RECORDS:
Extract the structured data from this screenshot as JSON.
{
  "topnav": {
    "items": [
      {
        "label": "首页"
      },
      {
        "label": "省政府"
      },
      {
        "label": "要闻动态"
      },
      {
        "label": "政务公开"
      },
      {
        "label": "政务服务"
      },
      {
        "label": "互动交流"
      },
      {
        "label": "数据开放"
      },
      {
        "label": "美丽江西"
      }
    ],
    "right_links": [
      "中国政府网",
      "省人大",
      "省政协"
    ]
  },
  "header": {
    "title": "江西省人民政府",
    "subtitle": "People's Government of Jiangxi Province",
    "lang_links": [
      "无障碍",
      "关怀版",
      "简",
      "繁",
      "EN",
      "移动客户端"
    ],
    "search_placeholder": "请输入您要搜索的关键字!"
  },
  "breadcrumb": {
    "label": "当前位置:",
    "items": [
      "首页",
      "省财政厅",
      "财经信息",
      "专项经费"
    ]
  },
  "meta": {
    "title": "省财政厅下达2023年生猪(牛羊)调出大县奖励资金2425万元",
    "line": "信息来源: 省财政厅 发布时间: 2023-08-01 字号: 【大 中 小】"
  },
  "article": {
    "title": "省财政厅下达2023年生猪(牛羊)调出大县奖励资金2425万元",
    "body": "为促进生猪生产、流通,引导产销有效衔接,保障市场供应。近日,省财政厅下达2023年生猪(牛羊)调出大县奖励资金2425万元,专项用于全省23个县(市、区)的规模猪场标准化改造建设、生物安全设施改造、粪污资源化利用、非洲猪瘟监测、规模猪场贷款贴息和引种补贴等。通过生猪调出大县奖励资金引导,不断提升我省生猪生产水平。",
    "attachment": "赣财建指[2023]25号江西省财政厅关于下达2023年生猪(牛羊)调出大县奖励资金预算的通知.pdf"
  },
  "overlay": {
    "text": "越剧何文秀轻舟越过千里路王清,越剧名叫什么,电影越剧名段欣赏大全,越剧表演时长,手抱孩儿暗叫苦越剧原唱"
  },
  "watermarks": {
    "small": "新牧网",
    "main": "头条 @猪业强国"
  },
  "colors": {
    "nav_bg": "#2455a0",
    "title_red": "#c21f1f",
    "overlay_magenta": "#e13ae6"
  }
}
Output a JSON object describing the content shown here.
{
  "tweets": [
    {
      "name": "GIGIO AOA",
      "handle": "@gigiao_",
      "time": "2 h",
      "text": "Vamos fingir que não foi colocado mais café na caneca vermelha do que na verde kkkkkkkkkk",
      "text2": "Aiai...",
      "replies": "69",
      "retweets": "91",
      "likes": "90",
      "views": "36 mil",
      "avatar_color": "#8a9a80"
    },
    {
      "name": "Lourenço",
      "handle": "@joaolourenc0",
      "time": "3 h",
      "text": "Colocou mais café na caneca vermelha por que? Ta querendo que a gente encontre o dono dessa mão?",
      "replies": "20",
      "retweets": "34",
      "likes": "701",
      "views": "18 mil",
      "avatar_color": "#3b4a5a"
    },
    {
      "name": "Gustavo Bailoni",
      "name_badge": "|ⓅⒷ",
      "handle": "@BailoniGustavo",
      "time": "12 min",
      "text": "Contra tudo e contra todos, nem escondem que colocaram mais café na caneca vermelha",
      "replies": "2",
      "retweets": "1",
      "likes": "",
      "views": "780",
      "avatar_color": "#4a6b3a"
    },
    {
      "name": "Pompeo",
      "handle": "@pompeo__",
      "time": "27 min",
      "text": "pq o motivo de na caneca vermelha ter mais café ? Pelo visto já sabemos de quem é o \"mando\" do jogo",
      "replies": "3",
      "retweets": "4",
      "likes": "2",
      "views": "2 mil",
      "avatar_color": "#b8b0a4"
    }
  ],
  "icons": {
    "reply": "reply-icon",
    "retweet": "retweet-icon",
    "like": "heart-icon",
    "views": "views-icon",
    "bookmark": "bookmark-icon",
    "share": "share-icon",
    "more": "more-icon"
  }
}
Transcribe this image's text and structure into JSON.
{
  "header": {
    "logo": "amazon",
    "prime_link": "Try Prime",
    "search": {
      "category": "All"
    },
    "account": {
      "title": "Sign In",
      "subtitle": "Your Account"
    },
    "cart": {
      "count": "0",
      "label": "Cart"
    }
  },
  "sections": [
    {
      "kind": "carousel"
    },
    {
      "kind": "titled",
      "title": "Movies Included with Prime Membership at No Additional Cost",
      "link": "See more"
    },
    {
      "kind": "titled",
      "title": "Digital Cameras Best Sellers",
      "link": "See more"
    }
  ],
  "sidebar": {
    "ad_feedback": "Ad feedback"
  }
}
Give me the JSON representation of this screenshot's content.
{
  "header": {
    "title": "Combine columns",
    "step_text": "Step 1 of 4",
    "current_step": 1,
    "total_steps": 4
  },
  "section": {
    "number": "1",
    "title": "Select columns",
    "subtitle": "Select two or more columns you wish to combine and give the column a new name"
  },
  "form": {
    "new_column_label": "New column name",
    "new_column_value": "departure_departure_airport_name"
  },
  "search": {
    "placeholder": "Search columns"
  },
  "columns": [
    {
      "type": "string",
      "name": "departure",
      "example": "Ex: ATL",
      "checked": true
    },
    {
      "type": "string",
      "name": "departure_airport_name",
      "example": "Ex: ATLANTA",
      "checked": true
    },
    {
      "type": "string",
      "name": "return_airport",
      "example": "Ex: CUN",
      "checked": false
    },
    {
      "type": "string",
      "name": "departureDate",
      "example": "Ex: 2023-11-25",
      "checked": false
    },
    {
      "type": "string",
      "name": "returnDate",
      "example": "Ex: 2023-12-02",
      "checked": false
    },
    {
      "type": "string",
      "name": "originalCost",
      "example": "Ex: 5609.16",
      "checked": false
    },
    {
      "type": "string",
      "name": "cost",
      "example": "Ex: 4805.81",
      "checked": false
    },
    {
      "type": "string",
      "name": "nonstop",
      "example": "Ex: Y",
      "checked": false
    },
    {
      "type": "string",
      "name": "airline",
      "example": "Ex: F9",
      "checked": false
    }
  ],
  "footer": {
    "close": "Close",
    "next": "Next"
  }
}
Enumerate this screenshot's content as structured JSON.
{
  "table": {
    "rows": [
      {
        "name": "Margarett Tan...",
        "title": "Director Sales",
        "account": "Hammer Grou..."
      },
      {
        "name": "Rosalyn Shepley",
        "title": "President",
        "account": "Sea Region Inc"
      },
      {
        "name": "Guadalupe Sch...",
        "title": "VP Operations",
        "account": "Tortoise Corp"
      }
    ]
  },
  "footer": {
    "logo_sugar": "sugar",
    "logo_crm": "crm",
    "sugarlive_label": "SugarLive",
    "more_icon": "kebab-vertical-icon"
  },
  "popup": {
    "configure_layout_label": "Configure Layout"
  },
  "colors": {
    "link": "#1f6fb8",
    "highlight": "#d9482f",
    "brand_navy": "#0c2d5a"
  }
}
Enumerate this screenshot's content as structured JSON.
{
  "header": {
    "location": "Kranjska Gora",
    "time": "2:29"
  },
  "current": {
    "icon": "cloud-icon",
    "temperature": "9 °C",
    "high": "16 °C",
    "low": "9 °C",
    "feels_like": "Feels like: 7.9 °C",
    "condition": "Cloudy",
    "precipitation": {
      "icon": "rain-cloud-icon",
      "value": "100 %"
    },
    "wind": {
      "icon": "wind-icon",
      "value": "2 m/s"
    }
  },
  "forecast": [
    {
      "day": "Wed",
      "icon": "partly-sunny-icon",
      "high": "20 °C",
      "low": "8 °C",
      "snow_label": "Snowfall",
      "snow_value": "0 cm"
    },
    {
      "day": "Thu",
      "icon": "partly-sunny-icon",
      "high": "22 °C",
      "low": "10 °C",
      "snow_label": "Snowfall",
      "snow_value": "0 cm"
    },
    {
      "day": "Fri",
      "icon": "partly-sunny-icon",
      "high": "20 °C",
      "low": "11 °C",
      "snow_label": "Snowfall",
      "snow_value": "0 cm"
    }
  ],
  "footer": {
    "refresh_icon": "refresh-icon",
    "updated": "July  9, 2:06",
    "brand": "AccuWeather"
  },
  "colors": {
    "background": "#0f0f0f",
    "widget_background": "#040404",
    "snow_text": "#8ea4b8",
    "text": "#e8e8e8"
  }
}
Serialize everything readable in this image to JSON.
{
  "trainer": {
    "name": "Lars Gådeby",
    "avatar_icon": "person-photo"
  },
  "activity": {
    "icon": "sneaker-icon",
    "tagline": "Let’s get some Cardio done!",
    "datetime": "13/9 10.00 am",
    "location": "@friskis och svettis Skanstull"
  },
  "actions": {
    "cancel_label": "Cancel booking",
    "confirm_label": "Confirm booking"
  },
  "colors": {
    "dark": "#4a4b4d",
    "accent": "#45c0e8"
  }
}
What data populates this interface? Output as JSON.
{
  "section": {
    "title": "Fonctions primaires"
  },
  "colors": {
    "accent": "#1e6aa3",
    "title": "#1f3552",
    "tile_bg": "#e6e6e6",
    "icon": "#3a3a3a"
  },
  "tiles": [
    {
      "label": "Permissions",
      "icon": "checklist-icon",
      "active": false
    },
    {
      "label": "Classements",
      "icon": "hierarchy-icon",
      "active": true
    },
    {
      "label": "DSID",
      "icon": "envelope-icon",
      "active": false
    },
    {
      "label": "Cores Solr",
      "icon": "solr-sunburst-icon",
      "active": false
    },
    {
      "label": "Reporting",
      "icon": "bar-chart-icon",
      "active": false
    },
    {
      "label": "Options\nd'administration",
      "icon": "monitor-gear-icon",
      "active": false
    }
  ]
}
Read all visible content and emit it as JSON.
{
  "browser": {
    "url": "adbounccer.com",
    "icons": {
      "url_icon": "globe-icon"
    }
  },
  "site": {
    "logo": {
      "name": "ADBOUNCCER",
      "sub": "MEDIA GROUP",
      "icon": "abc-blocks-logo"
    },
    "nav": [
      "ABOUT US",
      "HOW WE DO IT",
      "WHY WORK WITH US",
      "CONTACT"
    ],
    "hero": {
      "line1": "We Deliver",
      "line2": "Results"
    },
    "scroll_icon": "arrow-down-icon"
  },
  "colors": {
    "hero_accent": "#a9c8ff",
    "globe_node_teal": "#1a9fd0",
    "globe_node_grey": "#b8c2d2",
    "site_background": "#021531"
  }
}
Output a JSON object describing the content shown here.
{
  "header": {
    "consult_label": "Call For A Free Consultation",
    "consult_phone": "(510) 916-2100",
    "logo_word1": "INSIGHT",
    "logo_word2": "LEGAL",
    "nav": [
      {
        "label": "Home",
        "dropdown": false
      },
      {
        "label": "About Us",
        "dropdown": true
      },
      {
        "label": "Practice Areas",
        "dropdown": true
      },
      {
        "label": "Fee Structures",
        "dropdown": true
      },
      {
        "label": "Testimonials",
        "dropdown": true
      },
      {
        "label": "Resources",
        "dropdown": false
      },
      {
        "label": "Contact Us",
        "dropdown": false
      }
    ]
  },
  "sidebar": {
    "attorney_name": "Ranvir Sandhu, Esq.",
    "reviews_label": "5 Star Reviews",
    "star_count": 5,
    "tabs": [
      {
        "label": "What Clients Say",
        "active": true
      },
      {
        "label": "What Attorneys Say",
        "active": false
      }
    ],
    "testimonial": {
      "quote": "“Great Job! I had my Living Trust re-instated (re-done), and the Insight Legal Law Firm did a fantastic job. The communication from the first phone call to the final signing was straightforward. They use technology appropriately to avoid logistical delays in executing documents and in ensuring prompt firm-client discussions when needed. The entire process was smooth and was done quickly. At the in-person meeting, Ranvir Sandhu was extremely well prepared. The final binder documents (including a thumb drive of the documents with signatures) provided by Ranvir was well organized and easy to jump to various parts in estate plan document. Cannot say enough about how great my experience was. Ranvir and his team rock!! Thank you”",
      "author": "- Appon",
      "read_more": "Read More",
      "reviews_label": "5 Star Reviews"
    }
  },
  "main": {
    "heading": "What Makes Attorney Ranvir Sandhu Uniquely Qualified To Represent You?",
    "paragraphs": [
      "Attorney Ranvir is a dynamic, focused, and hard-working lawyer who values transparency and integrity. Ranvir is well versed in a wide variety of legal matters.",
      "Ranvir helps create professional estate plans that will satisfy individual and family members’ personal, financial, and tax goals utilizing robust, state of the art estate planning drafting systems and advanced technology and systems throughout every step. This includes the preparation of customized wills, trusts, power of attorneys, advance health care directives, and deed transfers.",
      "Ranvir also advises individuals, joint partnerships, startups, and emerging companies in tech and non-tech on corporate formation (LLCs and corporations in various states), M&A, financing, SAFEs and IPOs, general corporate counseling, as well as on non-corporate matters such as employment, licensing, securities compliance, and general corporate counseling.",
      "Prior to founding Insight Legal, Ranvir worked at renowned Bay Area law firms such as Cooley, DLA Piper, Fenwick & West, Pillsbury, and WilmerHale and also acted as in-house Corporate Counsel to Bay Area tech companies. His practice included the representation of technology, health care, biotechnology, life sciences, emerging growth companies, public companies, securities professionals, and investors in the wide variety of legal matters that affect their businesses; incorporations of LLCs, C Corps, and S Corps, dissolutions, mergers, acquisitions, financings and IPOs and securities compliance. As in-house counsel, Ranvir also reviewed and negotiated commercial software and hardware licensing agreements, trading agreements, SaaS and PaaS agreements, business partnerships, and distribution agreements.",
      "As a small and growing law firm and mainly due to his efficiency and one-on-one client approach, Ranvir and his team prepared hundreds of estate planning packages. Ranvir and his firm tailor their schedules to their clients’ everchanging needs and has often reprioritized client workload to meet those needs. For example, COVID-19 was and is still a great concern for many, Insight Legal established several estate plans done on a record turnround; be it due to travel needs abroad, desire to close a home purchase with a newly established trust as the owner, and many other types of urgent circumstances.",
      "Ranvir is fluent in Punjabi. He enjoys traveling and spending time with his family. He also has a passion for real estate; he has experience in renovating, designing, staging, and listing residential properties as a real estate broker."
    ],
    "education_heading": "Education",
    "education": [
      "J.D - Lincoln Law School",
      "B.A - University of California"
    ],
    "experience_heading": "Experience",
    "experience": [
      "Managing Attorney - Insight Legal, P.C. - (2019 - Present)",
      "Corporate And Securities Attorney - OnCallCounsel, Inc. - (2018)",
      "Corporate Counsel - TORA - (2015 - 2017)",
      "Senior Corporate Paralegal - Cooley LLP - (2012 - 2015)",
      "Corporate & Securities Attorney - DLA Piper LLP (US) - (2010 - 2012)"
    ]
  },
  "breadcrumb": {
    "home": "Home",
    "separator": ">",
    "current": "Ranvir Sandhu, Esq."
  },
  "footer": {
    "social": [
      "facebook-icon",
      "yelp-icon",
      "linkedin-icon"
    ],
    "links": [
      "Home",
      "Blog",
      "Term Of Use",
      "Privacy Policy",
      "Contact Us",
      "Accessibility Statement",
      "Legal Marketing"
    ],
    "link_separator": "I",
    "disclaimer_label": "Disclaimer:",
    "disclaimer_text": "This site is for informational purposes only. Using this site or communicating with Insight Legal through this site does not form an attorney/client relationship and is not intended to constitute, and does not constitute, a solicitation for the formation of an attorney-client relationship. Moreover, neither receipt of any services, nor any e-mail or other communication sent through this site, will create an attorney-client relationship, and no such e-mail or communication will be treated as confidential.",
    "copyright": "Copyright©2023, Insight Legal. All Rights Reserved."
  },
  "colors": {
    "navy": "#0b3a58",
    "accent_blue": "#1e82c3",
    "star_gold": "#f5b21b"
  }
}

SHORT PROBLEM:
Look through the entries and work out how many lines have the word "done" in them; reply with that number only.

RESULT:
3